begin WORKING DATA

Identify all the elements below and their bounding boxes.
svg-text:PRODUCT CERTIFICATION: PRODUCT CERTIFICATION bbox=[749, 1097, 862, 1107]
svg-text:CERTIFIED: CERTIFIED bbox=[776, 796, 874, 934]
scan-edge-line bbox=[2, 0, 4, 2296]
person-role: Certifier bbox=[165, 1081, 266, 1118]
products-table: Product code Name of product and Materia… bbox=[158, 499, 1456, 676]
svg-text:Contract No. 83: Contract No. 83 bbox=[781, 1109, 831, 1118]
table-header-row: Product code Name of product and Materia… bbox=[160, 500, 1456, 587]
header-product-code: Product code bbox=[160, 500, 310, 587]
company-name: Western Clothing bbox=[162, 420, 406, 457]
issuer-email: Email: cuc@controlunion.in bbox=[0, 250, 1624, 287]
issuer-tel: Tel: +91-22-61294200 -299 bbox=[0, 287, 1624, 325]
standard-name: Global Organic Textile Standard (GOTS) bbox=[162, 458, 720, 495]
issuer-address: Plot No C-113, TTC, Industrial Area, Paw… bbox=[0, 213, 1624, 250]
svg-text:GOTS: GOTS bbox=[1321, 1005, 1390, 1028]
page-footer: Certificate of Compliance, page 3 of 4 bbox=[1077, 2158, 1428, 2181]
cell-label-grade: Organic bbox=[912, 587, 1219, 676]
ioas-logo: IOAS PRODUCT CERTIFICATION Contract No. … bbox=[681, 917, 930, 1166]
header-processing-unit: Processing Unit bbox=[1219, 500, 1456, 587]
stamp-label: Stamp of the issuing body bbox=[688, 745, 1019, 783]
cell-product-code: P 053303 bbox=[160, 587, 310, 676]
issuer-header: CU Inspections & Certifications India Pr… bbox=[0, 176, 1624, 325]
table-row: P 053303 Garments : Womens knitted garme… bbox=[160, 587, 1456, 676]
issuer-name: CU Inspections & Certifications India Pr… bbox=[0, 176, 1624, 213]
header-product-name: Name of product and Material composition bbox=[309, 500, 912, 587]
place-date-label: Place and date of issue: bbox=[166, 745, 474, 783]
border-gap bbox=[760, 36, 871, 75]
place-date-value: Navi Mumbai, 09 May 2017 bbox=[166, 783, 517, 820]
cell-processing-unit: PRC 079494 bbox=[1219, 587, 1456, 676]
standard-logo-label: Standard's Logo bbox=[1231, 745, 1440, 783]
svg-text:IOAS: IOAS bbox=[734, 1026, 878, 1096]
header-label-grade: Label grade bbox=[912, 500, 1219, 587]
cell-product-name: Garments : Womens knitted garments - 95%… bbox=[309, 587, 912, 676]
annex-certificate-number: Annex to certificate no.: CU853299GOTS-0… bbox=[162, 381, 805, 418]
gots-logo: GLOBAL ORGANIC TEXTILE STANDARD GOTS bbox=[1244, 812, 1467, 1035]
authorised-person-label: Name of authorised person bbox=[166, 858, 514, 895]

end WORKING DATA
begin WORKING DATA

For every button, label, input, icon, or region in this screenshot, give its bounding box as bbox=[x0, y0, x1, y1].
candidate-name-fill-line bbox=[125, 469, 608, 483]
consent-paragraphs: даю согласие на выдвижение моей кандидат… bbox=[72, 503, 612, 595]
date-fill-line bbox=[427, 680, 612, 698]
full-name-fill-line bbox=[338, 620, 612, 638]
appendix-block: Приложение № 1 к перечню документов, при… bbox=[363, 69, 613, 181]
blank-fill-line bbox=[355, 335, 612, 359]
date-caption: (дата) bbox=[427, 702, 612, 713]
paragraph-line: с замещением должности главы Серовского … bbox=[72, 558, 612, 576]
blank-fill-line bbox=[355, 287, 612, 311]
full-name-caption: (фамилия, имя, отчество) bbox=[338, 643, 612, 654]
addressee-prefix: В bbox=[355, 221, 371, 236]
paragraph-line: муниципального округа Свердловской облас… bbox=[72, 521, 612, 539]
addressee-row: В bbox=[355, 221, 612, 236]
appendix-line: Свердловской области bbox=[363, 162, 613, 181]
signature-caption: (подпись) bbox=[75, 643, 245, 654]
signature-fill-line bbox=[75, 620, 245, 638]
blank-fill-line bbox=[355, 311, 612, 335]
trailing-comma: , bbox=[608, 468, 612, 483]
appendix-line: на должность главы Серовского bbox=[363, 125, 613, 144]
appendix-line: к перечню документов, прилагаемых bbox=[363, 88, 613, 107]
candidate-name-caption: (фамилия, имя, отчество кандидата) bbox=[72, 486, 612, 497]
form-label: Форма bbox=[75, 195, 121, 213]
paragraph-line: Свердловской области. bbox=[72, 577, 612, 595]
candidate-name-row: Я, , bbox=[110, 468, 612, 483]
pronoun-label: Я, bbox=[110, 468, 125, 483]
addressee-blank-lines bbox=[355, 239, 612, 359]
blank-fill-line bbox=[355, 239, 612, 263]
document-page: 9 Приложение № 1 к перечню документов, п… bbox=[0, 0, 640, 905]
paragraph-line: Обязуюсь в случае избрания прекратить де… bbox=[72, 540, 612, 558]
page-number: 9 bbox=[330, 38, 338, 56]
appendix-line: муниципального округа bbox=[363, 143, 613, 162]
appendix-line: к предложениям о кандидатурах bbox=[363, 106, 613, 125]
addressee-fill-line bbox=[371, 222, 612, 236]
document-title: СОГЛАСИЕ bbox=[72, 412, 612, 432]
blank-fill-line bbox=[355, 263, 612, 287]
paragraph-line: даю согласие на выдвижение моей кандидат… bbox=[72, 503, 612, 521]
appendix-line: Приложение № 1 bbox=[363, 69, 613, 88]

end WORKING DATA

WORK TO COMPLETE> From the items above, copy out in full each line that contains the string "unit".

RESPONSE>
header-processing-unit: Processing Unit bbox=[1219, 500, 1456, 587]
cell-processing-unit: PRC 079494 bbox=[1219, 587, 1456, 676]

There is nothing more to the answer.